_PROMPT_
An exact copy of every record is needed.

_DATASET RECORDS_
┏━━

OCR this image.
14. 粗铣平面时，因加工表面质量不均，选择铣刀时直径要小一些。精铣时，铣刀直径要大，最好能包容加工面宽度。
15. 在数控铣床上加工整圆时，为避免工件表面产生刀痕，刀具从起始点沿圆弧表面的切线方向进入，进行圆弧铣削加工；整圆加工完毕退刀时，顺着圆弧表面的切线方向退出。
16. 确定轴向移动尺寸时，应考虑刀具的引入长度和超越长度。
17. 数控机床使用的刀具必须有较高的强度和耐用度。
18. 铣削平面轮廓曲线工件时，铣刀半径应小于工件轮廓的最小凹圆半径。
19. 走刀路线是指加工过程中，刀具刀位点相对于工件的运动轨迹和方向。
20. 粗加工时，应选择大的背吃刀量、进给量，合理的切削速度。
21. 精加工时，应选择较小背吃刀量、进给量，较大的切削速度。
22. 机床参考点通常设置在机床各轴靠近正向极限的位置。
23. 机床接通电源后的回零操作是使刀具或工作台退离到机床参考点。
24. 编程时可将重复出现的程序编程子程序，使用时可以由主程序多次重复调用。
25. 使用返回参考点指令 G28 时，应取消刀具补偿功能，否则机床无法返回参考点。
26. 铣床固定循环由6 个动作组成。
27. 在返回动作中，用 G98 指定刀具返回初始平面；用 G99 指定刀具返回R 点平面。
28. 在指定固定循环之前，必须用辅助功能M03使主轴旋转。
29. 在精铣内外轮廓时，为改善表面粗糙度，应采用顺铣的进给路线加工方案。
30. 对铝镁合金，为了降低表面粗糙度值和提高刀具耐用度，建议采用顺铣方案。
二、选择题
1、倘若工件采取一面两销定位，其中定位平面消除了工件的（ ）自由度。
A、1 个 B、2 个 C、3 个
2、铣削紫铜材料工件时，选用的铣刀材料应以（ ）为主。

┗━━

_WRITTEN REPLY_
OCR this image.
14. 粗铣平面时，因加工表面质量不均，选择铣刀时直径要小一些。精铣时，铣刀直径要大，最好能包容加工面宽度。
15. 在数控铣床上加工整圆时，为避免工件表面产生刀痕，刀具从起始点沿圆弧表面的切线方向进入，进行圆弧铣削加工；整圆加工完毕退刀时，顺着圆弧表面的切线方向退出。
16. 确定轴向移动尺寸时，应考虑刀具的引入长度和超越长度。
17. 数控机床使用的刀具必须有较高的强度和耐用度。
18. 铣削平面轮廓曲线工件时，铣刀半径应小于工件轮廓的最小凹圆半径。
19. 走刀路线是指加工过程中，刀具刀位点相对于工件的运动轨迹和方向。
20. 粗加工时，应选择大的背吃刀量、进给量，合理的切削速度。
21. 精加工时，应选择较小背吃刀量、进给量，较大的切削速度。
22. 机床参考点通常设置在机床各轴靠近正向极限的位置。
23. 机床接通电源后的回零操作是使刀具或工作台退离到机床参考点。
24. 编程时可将重复出现的程序编程子程序，使用时可以由主程序多次重复调用。
25. 使用返回参考点指令 G28 时，应取消刀具补偿功能，否则机床无法返回参考点。
26. 铣床固定循环由6 个动作组成。
27. 在返回动作中，用 G98 指定刀具返回初始平面；用 G99 指定刀具返回R 点平面。
28. 在指定固定循环之前，必须用辅助功能M03使主轴旋转。
29. 在精铣内外轮廓时，为改善表面粗糙度，应采用顺铣的进给路线加工方案。
30. 对铝镁合金，为了降低表面粗糙度值和提高刀具耐用度，建议采用顺铣方案。
二、选择题
1、倘若工件采取一面两销定位，其中定位平面消除了工件的（ ）自由度。
A、1 个 B、2 个 C、3 个
2、铣削紫铜材料工件时，选用的铣刀材料应以（ ）为主。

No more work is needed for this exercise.